● EXERCISE PROMPT
Copy out every line below word for word, leaving out the picture.

● A run of records
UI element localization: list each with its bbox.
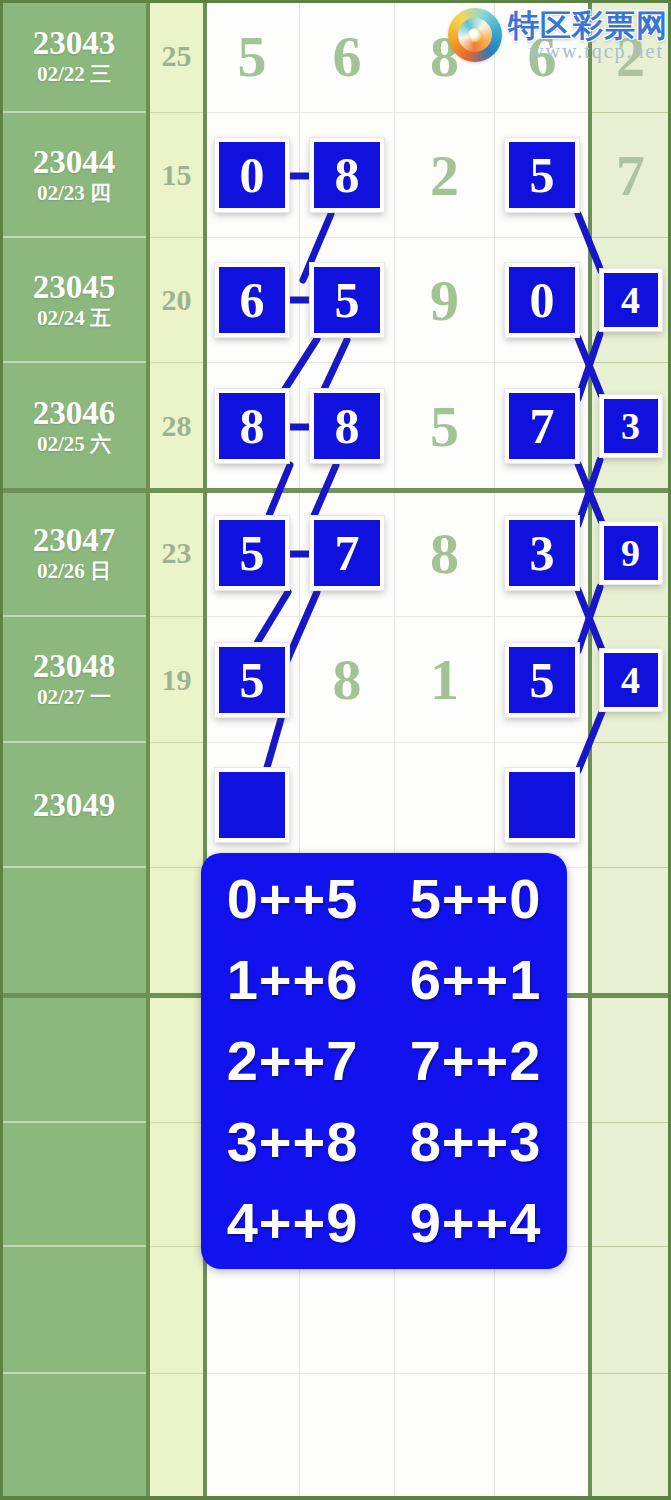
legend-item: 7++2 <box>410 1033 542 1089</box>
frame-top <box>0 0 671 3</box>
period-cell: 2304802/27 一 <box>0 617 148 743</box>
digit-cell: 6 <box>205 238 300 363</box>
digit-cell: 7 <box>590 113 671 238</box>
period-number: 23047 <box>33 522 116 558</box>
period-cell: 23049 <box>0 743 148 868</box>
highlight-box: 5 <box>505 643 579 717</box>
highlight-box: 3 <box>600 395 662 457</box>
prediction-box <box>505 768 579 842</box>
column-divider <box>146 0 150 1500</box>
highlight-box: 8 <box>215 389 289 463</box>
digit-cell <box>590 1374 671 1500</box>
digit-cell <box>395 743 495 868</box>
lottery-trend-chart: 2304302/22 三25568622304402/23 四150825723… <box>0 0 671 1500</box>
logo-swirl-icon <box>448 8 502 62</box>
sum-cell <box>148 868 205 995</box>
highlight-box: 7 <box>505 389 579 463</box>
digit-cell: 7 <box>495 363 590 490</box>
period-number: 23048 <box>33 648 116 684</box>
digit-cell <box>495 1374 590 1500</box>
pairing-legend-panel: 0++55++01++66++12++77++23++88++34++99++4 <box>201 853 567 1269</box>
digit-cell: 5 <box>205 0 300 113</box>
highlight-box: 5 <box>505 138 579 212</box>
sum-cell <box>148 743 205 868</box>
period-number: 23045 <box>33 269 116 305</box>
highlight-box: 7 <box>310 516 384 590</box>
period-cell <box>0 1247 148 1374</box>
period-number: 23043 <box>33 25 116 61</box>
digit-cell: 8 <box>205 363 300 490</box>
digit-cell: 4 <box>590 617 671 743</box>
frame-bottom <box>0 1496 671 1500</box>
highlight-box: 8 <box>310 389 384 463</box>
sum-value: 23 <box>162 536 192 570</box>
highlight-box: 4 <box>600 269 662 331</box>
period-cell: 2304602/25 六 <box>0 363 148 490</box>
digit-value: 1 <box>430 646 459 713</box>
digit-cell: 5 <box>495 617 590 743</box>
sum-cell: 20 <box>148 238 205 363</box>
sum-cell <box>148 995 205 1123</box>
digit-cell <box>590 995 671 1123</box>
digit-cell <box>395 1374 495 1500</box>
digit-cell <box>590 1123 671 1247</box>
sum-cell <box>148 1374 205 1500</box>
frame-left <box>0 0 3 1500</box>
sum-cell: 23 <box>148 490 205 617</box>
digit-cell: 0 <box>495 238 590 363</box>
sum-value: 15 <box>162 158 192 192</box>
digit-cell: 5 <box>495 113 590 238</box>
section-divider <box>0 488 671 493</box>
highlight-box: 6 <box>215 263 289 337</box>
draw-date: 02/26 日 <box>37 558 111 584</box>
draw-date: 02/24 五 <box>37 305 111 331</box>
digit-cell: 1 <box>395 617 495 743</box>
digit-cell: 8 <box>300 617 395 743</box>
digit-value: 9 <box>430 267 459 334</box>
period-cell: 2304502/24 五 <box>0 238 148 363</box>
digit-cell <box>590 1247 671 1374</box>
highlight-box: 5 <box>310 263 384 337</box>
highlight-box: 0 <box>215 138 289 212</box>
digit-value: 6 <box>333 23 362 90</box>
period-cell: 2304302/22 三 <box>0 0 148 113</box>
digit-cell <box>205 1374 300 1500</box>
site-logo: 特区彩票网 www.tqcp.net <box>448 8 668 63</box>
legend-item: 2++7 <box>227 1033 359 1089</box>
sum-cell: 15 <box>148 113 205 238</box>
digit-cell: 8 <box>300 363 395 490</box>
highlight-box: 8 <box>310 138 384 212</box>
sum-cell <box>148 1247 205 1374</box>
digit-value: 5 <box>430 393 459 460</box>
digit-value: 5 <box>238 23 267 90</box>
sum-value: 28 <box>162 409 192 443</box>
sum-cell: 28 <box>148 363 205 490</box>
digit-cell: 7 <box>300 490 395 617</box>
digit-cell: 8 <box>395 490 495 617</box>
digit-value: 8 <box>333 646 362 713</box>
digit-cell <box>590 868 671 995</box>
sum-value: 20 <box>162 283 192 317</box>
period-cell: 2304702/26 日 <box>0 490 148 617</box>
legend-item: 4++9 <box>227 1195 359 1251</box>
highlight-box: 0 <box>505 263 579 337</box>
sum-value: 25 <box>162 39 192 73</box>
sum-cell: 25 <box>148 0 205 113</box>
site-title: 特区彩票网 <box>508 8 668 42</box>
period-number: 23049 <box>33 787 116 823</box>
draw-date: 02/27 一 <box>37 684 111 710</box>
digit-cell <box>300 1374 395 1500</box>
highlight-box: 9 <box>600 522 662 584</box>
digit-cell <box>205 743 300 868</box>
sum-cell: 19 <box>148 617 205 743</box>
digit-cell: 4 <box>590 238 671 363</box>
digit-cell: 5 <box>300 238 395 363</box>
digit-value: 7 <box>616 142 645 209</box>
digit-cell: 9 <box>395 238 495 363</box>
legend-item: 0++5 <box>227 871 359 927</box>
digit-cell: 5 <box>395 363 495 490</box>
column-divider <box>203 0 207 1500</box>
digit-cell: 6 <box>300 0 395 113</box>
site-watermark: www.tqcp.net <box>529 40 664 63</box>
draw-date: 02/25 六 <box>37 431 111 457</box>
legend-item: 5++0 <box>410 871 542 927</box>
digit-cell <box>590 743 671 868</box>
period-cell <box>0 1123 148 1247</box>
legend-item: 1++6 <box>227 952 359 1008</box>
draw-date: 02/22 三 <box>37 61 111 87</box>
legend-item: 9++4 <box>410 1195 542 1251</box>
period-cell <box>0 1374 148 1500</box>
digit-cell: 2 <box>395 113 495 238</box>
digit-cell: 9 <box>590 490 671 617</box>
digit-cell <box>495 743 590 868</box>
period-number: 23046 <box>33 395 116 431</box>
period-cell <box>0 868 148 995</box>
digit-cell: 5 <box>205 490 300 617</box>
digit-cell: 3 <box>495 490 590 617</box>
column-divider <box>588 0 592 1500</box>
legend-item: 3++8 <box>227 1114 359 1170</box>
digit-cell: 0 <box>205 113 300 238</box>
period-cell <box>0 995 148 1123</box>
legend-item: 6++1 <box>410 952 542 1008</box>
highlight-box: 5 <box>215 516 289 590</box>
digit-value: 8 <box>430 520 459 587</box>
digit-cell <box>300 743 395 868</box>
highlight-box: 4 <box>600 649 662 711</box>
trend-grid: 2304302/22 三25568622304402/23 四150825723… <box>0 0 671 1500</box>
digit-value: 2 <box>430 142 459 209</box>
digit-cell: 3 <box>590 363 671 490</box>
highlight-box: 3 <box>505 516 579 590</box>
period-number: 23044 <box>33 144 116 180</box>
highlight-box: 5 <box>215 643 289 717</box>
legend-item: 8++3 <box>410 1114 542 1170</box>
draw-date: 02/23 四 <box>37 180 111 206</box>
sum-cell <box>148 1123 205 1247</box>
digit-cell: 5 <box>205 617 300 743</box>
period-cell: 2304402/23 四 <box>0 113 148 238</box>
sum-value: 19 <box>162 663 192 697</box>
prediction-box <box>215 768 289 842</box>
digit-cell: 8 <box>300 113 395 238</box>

● TASK ANSWER
UI element localization: list each with its bbox.
legend-item: 7++2 <box>410 1033 542 1089</box>
frame-top <box>0 0 671 3</box>
period-cell: 2304802/27 一 <box>0 617 148 743</box>
digit-cell: 6 <box>205 238 300 363</box>
digit-cell: 7 <box>590 113 671 238</box>
period-number: 23047 <box>33 522 116 558</box>
period-cell: 23049 <box>0 743 148 868</box>
highlight-box: 5 <box>505 643 579 717</box>
highlight-box: 3 <box>600 395 662 457</box>
prediction-box <box>505 768 579 842</box>
column-divider <box>146 0 150 1500</box>
highlight-box: 8 <box>215 389 289 463</box>
digit-cell <box>590 1374 671 1500</box>
digit-cell <box>395 743 495 868</box>
lottery-trend-chart: 2304302/22 三25568622304402/23 四150825723… <box>0 0 671 1500</box>
logo-swirl-icon <box>448 8 502 62</box>
sum-cell <box>148 868 205 995</box>
highlight-box: 7 <box>505 389 579 463</box>
digit-cell: 7 <box>495 363 590 490</box>
period-number: 23048 <box>33 648 116 684</box>
digit-cell <box>495 1374 590 1500</box>
pairing-legend-panel: 0++55++01++66++12++77++23++88++34++99++4 <box>201 853 567 1269</box>
digit-cell: 5 <box>205 0 300 113</box>
highlight-box: 5 <box>505 138 579 212</box>
sum-cell <box>148 743 205 868</box>
period-number: 23045 <box>33 269 116 305</box>
highlight-box: 7 <box>310 516 384 590</box>
period-cell <box>0 1247 148 1374</box>
period-number: 23043 <box>33 25 116 61</box>
digit-cell: 8 <box>205 363 300 490</box>
digit-cell: 4 <box>590 617 671 743</box>
frame-bottom <box>0 1496 671 1500</box>
highlight-box: 8 <box>310 389 384 463</box>
sum-value: 23 <box>162 536 192 570</box>
highlight-box: 4 <box>600 269 662 331</box>
period-cell: 2304602/25 六 <box>0 363 148 490</box>
digit-value: 1 <box>430 646 459 713</box>
digit-cell: 5 <box>495 617 590 743</box>
sum-cell: 20 <box>148 238 205 363</box>
sum-cell <box>148 995 205 1123</box>
digit-cell <box>590 995 671 1123</box>
digit-cell <box>395 1374 495 1500</box>
digit-cell <box>590 1123 671 1247</box>
sum-cell <box>148 1374 205 1500</box>
frame-left <box>0 0 3 1500</box>
sum-cell: 23 <box>148 490 205 617</box>
digit-cell: 0 <box>495 238 590 363</box>
sum-value: 15 <box>162 158 192 192</box>
digit-cell: 5 <box>495 113 590 238</box>
section-divider <box>0 488 671 493</box>
highlight-box: 6 <box>215 263 289 337</box>
draw-date: 02/26 日 <box>37 558 111 584</box>
draw-date: 02/24 五 <box>37 305 111 331</box>
digit-cell: 1 <box>395 617 495 743</box>
digit-cell: 8 <box>300 617 395 743</box>
digit-value: 9 <box>430 267 459 334</box>
period-cell: 2304502/24 五 <box>0 238 148 363</box>
digit-cell <box>590 1247 671 1374</box>
highlight-box: 5 <box>310 263 384 337</box>
highlight-box: 0 <box>215 138 289 212</box>
digit-value: 6 <box>333 23 362 90</box>
period-cell: 2304302/22 三 <box>0 0 148 113</box>
digit-cell <box>205 1374 300 1500</box>
site-logo: 特区彩票网 www.tqcp.net <box>448 8 668 63</box>
legend-item: 2++7 <box>227 1033 359 1089</box>
sum-cell: 15 <box>148 113 205 238</box>
digit-cell: 8 <box>300 363 395 490</box>
highlight-box: 8 <box>310 138 384 212</box>
sum-cell <box>148 1247 205 1374</box>
digit-value: 5 <box>430 393 459 460</box>
digit-value: 5 <box>238 23 267 90</box>
sum-value: 28 <box>162 409 192 443</box>
sum-cell: 28 <box>148 363 205 490</box>
digit-cell: 7 <box>300 490 395 617</box>
digit-cell: 8 <box>395 490 495 617</box>
digit-value: 8 <box>333 646 362 713</box>
digit-cell <box>590 868 671 995</box>
sum-value: 20 <box>162 283 192 317</box>
period-cell: 2304702/26 日 <box>0 490 148 617</box>
legend-item: 4++9 <box>227 1195 359 1251</box>
highlight-box: 0 <box>505 263 579 337</box>
sum-value: 25 <box>162 39 192 73</box>
sum-cell: 25 <box>148 0 205 113</box>
site-title: 特区彩票网 <box>508 8 668 42</box>
period-number: 23049 <box>33 787 116 823</box>
draw-date: 02/27 一 <box>37 684 111 710</box>
digit-cell <box>300 1374 395 1500</box>
highlight-box: 9 <box>600 522 662 584</box>
digit-cell <box>205 743 300 868</box>
sum-cell: 19 <box>148 617 205 743</box>
digit-cell: 4 <box>590 238 671 363</box>
digit-cell: 5 <box>300 238 395 363</box>
digit-value: 7 <box>616 142 645 209</box>
digit-cell: 9 <box>395 238 495 363</box>
legend-item: 0++5 <box>227 871 359 927</box>
digit-cell: 5 <box>395 363 495 490</box>
column-divider <box>203 0 207 1500</box>
digit-cell: 6 <box>300 0 395 113</box>
site-watermark: www.tqcp.net <box>529 40 664 63</box>
draw-date: 02/25 六 <box>37 431 111 457</box>
legend-item: 5++0 <box>410 871 542 927</box>
digit-cell <box>590 743 671 868</box>
period-cell <box>0 1123 148 1247</box>
legend-item: 1++6 <box>227 952 359 1008</box>
draw-date: 02/22 三 <box>37 61 111 87</box>
legend-item: 9++4 <box>410 1195 542 1251</box>
period-cell <box>0 1374 148 1500</box>
digit-cell: 2 <box>395 113 495 238</box>
digit-cell: 9 <box>590 490 671 617</box>
digit-cell <box>495 743 590 868</box>
period-number: 23046 <box>33 395 116 431</box>
period-cell <box>0 868 148 995</box>
digit-cell: 5 <box>205 490 300 617</box>
digit-cell: 3 <box>495 490 590 617</box>
column-divider <box>588 0 592 1500</box>
legend-item: 3++8 <box>227 1114 359 1170</box>
digit-cell: 0 <box>205 113 300 238</box>
period-cell <box>0 995 148 1123</box>
legend-item: 6++1 <box>410 952 542 1008</box>
highlight-box: 5 <box>215 516 289 590</box>
digit-value: 8 <box>430 520 459 587</box>
digit-cell <box>300 743 395 868</box>
highlight-box: 4 <box>600 649 662 711</box>
trend-grid: 2304302/22 三25568622304402/23 四150825723… <box>0 0 671 1500</box>
digit-value: 2 <box>430 142 459 209</box>
digit-cell: 3 <box>590 363 671 490</box>
highlight-box: 3 <box>505 516 579 590</box>
period-number: 23044 <box>33 144 116 180</box>
highlight-box: 5 <box>215 643 289 717</box>
legend-item: 8++3 <box>410 1114 542 1170</box>
draw-date: 02/23 四 <box>37 180 111 206</box>
sum-cell <box>148 1123 205 1247</box>
digit-cell: 5 <box>205 617 300 743</box>
period-cell: 2304402/23 四 <box>0 113 148 238</box>
sum-value: 19 <box>162 663 192 697</box>
prediction-box <box>215 768 289 842</box>
digit-cell: 8 <box>300 113 395 238</box>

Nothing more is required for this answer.